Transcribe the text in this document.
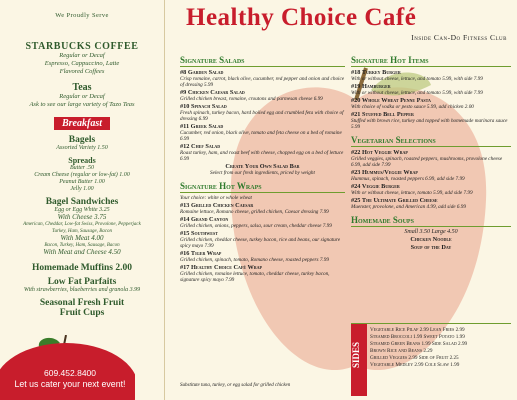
We Proudly Serve
STARBUCKS COFFEE
Regular or Decaf
Espresso, Cappuccino, Latte
Flavored Coffees
Teas
Regular or Decaf
Ask to see our large variety of Tazo Teas
Breakfast
Bagels
Assorted Variety 1.50
Spreads
Butter .50
Cream Cheese (regular or low-fat) 1.00
Peanut Butter 1.00
Jelly 1.00
Bagel Sandwiches
Egg or Egg White 3.25
With Cheese 3.75
American, Cheddar, Low-fat Swiss, Provolone, Pepperjack
Turkey, Ham, Sausage, Bacon
With Meat 4.00
Bacon, Turkey, Ham, Sausage, Bacon
With Meat and Cheese 4.50
Homemade Muffins 2.00
Low Fat Parfaits
With strawberries, blueberries and granola 3.99
Seasonal Fresh Fruit
Fruit Cups
609.452.8400
Let us cater your next event!
Healthy Choice Café
Inside Can-Do Fitness Club
Signature Salads
#8 Garden Salad
Crisp romaine, carrot, black olive, cucumber, red pepper and onion and choice of dressing 5.99
#9 Chicken Caesar Salad
Grilled chicken breast, romaine, croutons and parmesan cheese 6.99
#10 Spinach Salad
Fresh spinach, turkey bacon, hard boiled egg and crumbled feta with choice of dressing 6.99
#11 Greek Salad
Cucumber, red onion, black olive, tomato and feta cheese on a bed of romaine 6.99
#12 Chef Salad
Roast turkey, ham, and roast beef with cheese, chopped egg on a bed of lettuce 6.99
Create Your Own Salad Bar
Select from our fresh ingredients, priced by weight
Signature Hot Wraps
Your choice: white or whole wheat
#13 Grilled Chicken Caesar
Romaine lettuce, Romano cheese, grilled chicken, Caesar dressing 7.99
#14 Grand Canyon
Grilled chicken, onions, peppers, salsa, sour cream, cheddar cheese 7.99
#15 Southwest
Grilled chicken, cheddar cheese, turkey bacon, rice and beans, our signature spicy mayo 7.99
#16 Tiger Wrap
Grilled chicken, spinach, tomato, Romano cheese, roasted peppers 7.99
#17 Healthy Choice Café Wrap
Grilled chicken, romaine lettuce, tomato, cheddar cheese, turkey bacon, signature spicy mayo 7.99
Substitute tuna, turkey, or egg salad for grilled chicken
Signature Hot Items
#18 Turkey Burger
With or without cheese, lettuce, and tomato 5.99, with side 7.99
#19 Hamburger
With or without cheese, lettuce, and tomato 5.99, with side 7.99
#20 Whole Wheat Penne Pasta
With choice of vodka or pesto sauce 5.99, add chicken 2.00
#21 Stuffed Bell Pepper
Stuffed with brown rice, turkey and topped with homemade marinara sauce 5.99
Vegetarian Selections
#22 Hot Veggie Wrap
Grilled veggies, spinach, roasted peppers, mushrooms, provolone cheese 6.99, add side 7.99
#23 Hummus/Veggie Wrap
Hummus, spinach, roasted peppers 6.99, add side 7.99
#24 Veggie Burger
With or without cheese, lettuce, tomato 5.99, add side 7.99
#25 The Ultimate Grilled Cheese
Muenster, provolone, and American 4.99, add side 6.99
Homemade Soups
Small 3.50 Large 4.50
Chicken Noodle
Soup of the Day
SIDES
Vegetable Rice Pilaf 2.99 Lean Fries 2.99
Steamed Broccoli 1.99 Sweet Potato 1.99
Steamed Green Beans 1.99 Side Salad 2.99
Brown Rice and Beans 2.29
Grilled Veggies 2.99 Side of Fruit 2.25
Vegetable Medley 2.99 Cole Slaw 1.99
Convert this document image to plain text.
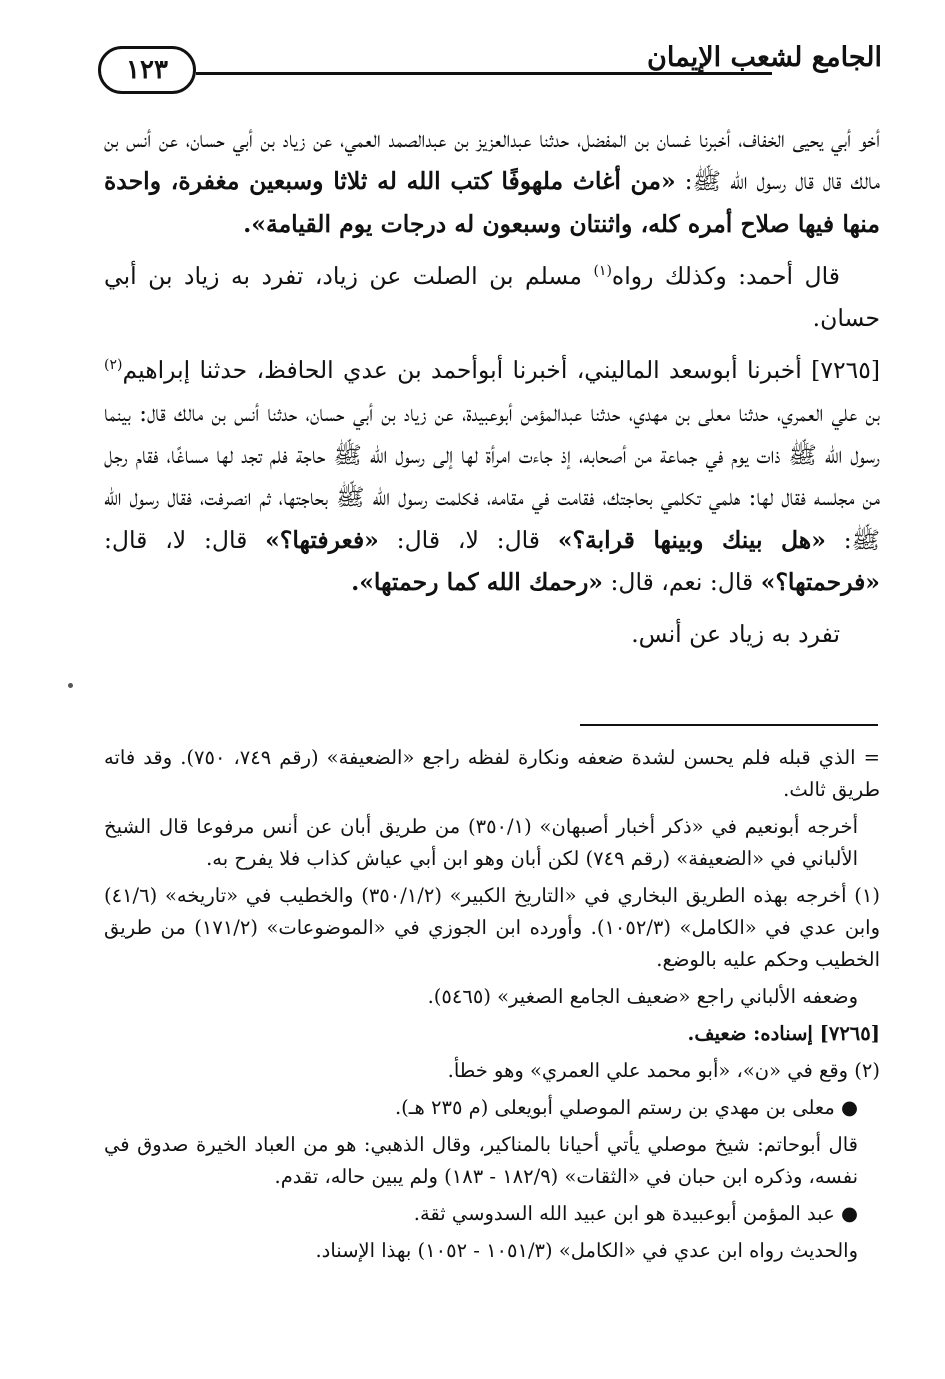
١٢٣	الجامع لشعب الإيمان

أخو أبي يحيى الخفاف، أخبرنا غسان بن المفضل، حدثنا عبدالعزيز بن عبدالصمد العمي، عن زياد بن أبي حسان، عن أنس بن مالك قال قال رسول الله ﷺ: «من أغاث ملهوفًا كتب الله له ثلاثا وسبعين مغفرة، واحدة منها فيها صلاح أمره كله، واثنتان وسبعون له درجات يوم القيامة».

قال أحمد: وكذلك رواه$^{(١)}$ مسلم بن الصلت عن زياد، تفرد به زياد بن أبي حسان.

[٧٢٦٥] أخبرنا أبوسعد الماليني، أخبرنا أبوأحمد بن عدي الحافظ، حدثنا إبراهيم$^{(٢)}$ بن علي العمري، حدثنا معلى بن مهدي، حدثنا عبدالمؤمن أبوعبيدة، عن زياد بن أبي حسان، حدثنا أنس بن مالك قال: بينما رسول الله ﷺ ذات يوم في جماعة من أصحابه، إذ جاءت امرأة لها إلى رسول الله ﷺ حاجة فلم تجد لها مساغًا، فقام رجل من مجلسه فقال لها: هلمي تكلمي بحاجتك، فقامت في مقامه، فكلمت رسول الله ﷺ بحاجتها، ثم انصرفت، فقال رسول الله ﷺ: «هل بينك وبينها قرابة؟» قال: لا، قال: «فعرفتها؟» قال: لا، قال: «فرحمتها؟» قال: نعم، قال: «رحمك الله كما رحمتها».

تفرد به زياد عن أنس.

= الذي قبله فلم يحسن لشدة ضعفه ونكارة لفظه راجع «الضعيفة» (رقم ٧٤٩، ٧٥٠). وقد فاته طريق ثالث.

أخرجه أبونعيم في «ذكر أخبار أصبهان» (٣٥٠/١) من طريق أبان عن أنس مرفوعا قال الشيخ الألباني في «الضعيفة» (رقم ٧٤٩) لكن أبان وهو ابن أبي عياش كذاب فلا يفرح به.

(١) أخرجه بهذه الطريق البخاري في «التاريخ الكبير» (٣٥٠/١/٢) والخطيب في «تاريخه» (٤١/٦) وابن عدي في «الكامل» (١٠٥٢/٣). وأورده ابن الجوزي في «الموضوعات» (١٧١/٢) من طريق الخطيب وحكم عليه بالوضع.

وضعفه الألباني راجع «ضعيف الجامع الصغير» (٥٤٦٥).

[٧٢٦٥] إسناده: ضعيف.

(٢) وقع في «ن»، «أبو محمد علي العمري» وهو خطأ.

● معلى بن مهدي بن رستم الموصلي أبويعلى (م ٢٣٥ هـ).

قال أبوحاتم: شيخ موصلي يأتي أحيانا بالمناكير، وقال الذهبي: هو من العباد الخيرة صدوق في نفسه، وذكره ابن حبان في «الثقات» (١٨٢/٩ - ١٨٣) ولم يبين حاله، تقدم.

● عبد المؤمن أبوعبيدة هو ابن عبيد الله السدوسي ثقة.

والحديث رواه ابن عدي في «الكامل» (١٠٥١/٣ - ١٠٥٢) بهذا الإسناد.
------------------------------
Gather each line of the listing containing the word "text" and show it.

Transcribe the text in this document.
Convert this document image to plain text.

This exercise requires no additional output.